What is expected
Report the number of lines where the string "supplier" occurs, and write nothing else.

* Begin Supplied records *

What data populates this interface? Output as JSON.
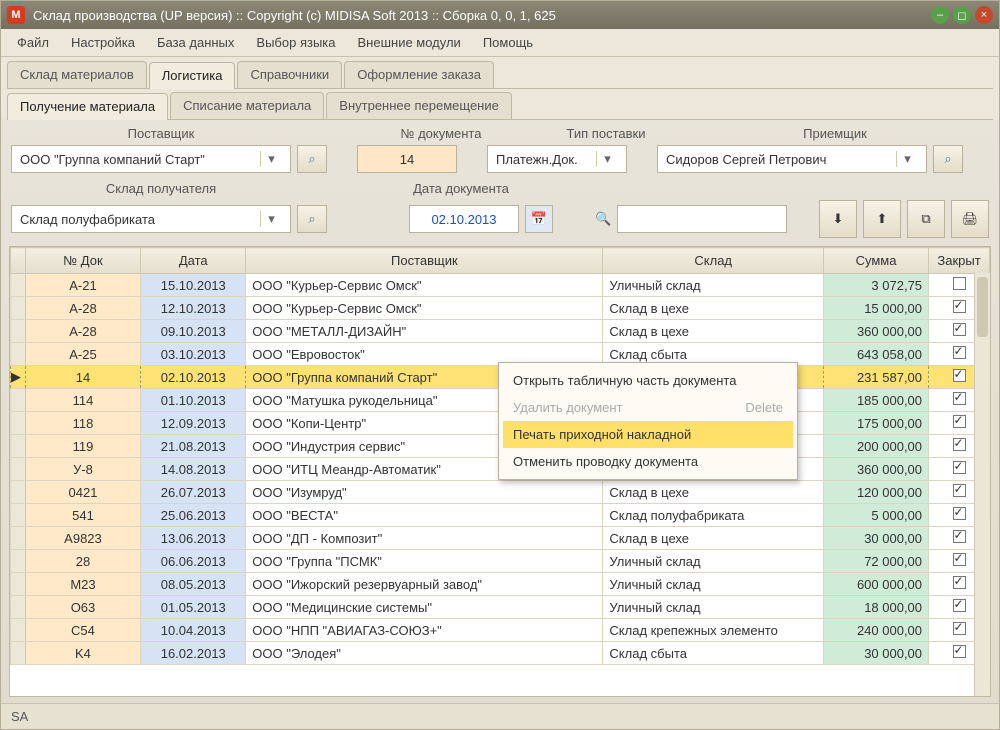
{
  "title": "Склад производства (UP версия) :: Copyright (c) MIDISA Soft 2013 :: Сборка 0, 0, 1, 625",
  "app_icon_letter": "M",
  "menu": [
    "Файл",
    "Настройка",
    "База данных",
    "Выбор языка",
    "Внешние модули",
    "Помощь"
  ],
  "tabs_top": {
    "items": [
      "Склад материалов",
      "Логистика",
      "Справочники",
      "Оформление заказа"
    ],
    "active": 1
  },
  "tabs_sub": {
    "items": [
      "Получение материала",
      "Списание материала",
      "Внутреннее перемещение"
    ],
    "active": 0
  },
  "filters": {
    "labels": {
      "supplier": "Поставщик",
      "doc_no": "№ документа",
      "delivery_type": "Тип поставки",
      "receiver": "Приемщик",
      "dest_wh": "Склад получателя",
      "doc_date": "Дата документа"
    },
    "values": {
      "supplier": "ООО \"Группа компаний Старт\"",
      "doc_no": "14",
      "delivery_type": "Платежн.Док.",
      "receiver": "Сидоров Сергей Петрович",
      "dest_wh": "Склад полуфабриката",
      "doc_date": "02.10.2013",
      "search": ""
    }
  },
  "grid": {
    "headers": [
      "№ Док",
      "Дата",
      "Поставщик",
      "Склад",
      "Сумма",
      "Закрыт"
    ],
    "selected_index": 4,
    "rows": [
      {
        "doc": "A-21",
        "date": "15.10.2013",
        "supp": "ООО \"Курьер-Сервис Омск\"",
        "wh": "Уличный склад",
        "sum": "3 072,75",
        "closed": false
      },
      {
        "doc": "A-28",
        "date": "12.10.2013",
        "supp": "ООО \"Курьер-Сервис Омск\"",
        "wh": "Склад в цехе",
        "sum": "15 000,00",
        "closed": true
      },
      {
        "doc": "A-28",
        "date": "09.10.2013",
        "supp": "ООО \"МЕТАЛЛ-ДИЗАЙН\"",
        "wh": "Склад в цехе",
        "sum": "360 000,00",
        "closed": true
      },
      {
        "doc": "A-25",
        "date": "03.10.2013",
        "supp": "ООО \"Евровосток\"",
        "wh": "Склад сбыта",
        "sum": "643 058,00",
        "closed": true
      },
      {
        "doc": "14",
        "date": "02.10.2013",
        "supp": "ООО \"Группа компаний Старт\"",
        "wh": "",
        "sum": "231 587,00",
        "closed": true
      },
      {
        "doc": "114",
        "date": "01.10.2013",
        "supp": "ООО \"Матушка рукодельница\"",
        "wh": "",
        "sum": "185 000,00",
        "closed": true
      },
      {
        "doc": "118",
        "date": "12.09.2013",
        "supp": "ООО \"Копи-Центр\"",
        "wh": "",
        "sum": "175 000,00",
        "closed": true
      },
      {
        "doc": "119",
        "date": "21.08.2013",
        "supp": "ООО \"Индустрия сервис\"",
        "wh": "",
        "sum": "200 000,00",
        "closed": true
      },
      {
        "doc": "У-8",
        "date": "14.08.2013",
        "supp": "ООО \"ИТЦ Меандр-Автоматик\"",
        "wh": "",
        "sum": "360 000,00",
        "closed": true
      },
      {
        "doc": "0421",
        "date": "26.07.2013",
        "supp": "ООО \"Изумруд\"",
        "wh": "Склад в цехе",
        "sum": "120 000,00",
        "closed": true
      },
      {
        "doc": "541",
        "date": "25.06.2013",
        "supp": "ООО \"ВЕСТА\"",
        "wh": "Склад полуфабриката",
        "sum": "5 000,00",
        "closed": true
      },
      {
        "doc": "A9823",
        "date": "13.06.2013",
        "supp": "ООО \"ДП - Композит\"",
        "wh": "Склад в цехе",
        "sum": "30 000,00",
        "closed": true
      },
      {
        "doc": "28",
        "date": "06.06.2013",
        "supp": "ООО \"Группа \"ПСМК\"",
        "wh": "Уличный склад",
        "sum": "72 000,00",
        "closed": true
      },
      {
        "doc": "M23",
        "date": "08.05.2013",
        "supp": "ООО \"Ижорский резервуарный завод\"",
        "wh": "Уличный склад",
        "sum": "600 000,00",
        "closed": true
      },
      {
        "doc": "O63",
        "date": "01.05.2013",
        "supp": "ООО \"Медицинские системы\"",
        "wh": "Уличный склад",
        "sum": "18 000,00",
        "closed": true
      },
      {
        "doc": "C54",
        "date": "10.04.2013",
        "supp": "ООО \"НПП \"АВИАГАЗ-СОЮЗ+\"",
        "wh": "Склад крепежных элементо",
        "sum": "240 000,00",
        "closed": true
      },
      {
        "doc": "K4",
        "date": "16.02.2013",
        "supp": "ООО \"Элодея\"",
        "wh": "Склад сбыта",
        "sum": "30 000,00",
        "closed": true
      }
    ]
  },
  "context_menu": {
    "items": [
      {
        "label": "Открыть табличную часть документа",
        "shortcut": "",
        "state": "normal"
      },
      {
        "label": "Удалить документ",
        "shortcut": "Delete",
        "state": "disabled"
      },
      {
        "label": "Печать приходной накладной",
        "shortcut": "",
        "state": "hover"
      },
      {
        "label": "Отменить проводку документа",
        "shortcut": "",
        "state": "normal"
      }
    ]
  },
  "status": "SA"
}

* End Supplied records *
* Begin Supplied records *

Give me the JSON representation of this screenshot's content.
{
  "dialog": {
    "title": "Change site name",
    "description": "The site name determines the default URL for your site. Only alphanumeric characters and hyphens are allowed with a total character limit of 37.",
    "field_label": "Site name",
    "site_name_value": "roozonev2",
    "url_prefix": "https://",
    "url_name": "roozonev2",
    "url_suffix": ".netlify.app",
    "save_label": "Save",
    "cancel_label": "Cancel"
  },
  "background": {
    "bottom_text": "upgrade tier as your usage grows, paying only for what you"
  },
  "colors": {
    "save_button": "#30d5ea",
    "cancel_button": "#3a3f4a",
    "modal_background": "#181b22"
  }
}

* End Supplied records *

The result
2